Using the data below, tally the lines that include the string "Pannelli". Only the number is wanted.

========================================================================

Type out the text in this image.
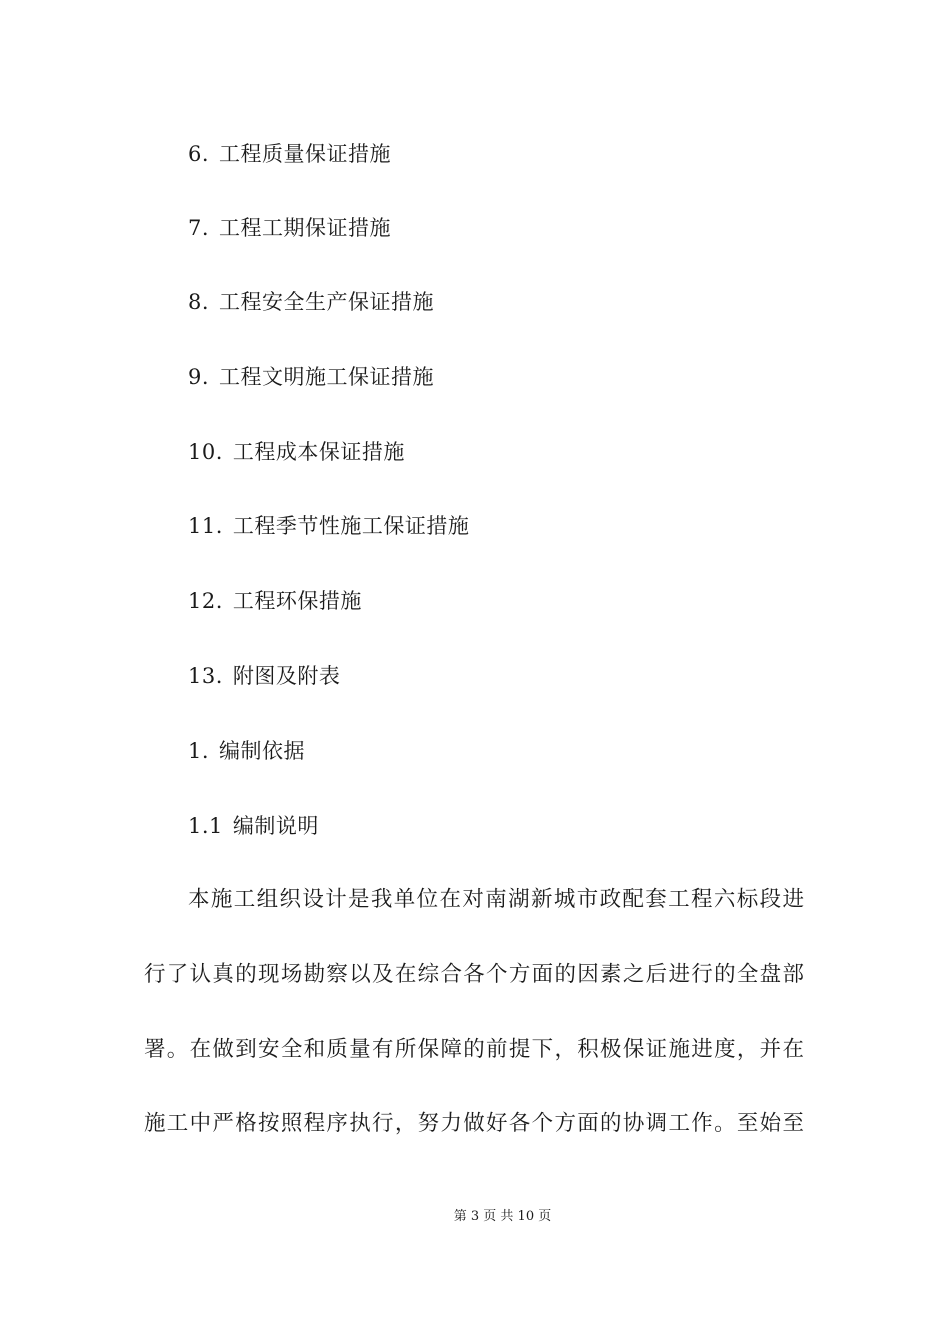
6. 工程质量保证措施
7. 工程工期保证措施
8. 工程安全生产保证措施
9. 工程文明施工保证措施
10. 工程成本保证措施
11. 工程季节性施工保证措施
12. 工程环保措施
13. 附图及附表
1. 编制依据
1.1 编制说明
本施工组织设计是我单位在对南湖新城市政配套工程六标段进
行了认真的现场勘察以及在综合各个方面的因素之后进行的全盘部
署。在做到安全和质量有所保障的前提下，积极保证施进度，并在
施工中严格按照程序执行，努力做好各个方面的协调工作。至始至
第 3 页 共 10 页
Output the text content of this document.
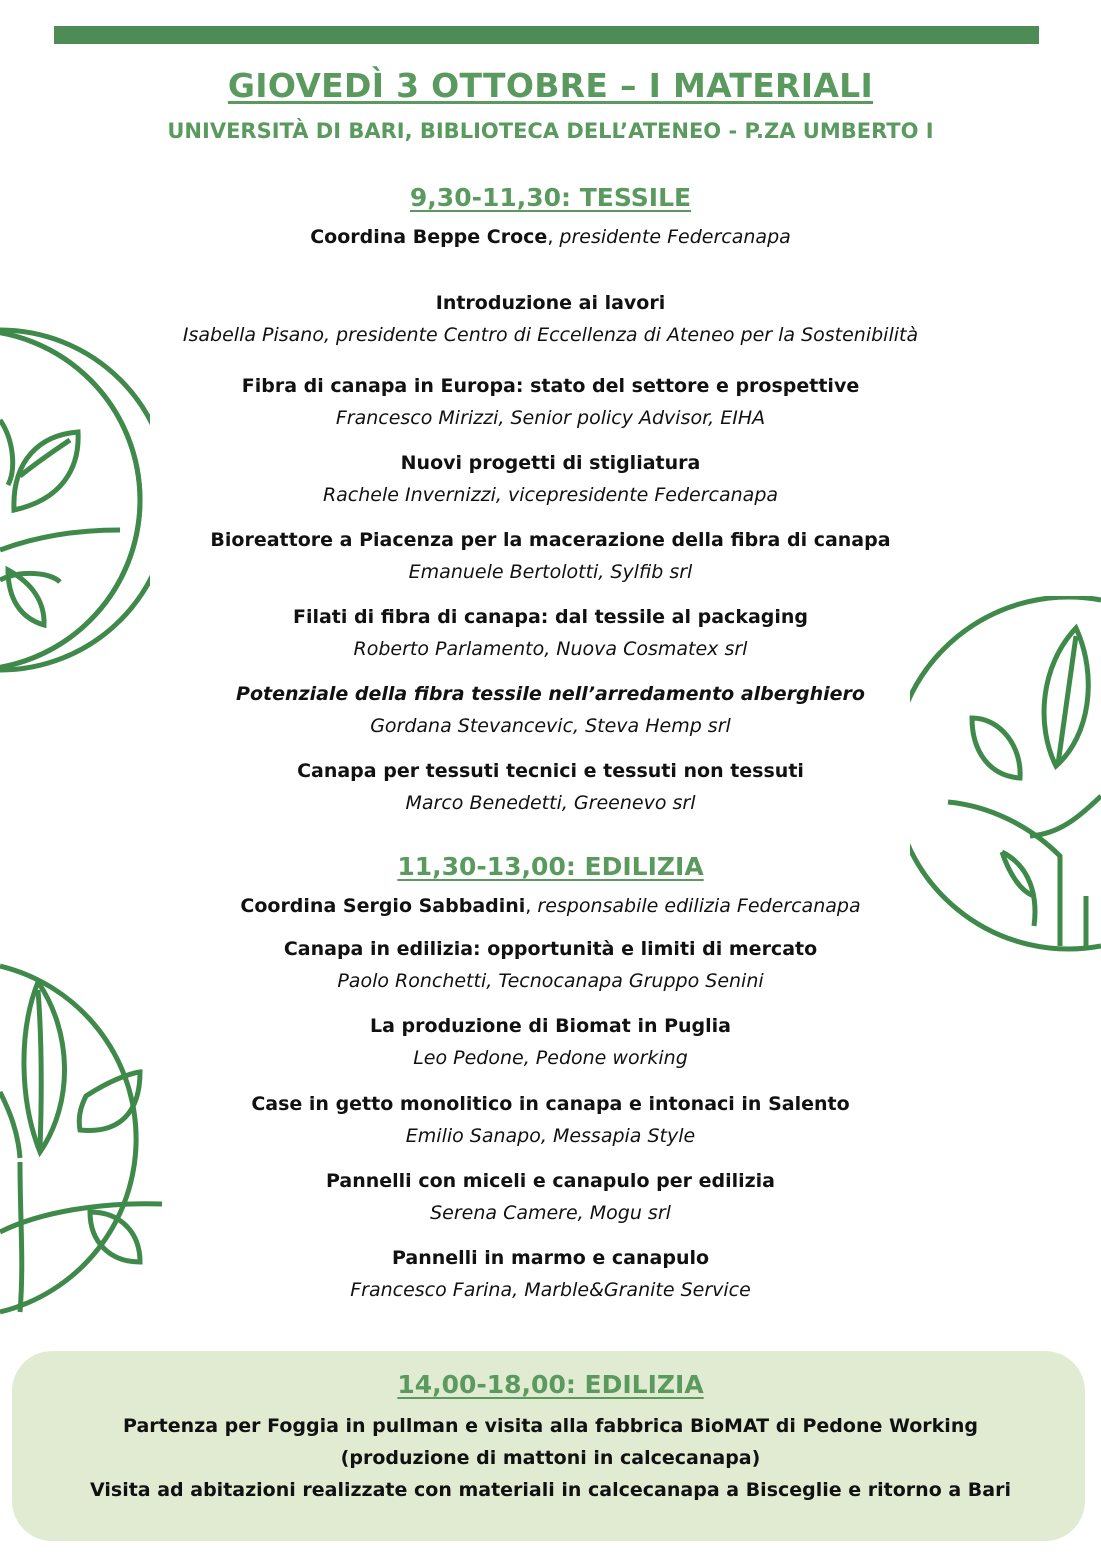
GIOVEDÌ 3 OTTOBRE – I MATERIALI
UNIVERSITÀ DI BARI, BIBLIOTECA DELL’ATENEO - P.ZA UMBERTO I
9,30-11,30: TESSILE
Coordina Beppe Croce, presidente Federcanapa
Introduzione ai lavori
Isabella Pisano, presidente Centro di Eccellenza di Ateneo per la Sostenibilità
Fibra di canapa in Europa: stato del settore e prospettive
Francesco Mirizzi, Senior policy Advisor, EIHA
Nuovi progetti di stigliatura
Rachele Invernizzi, vicepresidente Federcanapa
Bioreattore a Piacenza per la macerazione della fibra di canapa
Emanuele Bertolotti, Sylfib srl
Filati di fibra di canapa: dal tessile al packaging
Roberto Parlamento, Nuova Cosmatex srl
Potenziale della fibra tessile nell’arredamento alberghiero
Gordana Stevancevic, Steva Hemp srl
Canapa per tessuti tecnici e tessuti non tessuti
Marco Benedetti, Greenevo srl
11,30-13,00: EDILIZIA
Coordina Sergio Sabbadini, responsabile edilizia Federcanapa
Canapa in edilizia: opportunità e limiti di mercato
Paolo Ronchetti, Tecnocanapa Gruppo Senini
La produzione di Biomat in Puglia
Leo Pedone, Pedone working
Case in getto monolitico in canapa e intonaci in Salento
Emilio Sanapo, Messapia Style
Pannelli con miceli e canapulo per edilizia
Serena Camere, Mogu srl
Pannelli in marmo e canapulo
Francesco Farina, Marble&Granite Service
14,00-18,00: EDILIZIA
Partenza per Foggia in pullman e visita alla fabbrica BioMAT di Pedone Working
(produzione di mattoni in calcecanapa)
Visita ad abitazioni realizzate con materiali in calcecanapa a Bisceglie e ritorno a Bari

========================================================================

- _Result of the task_
2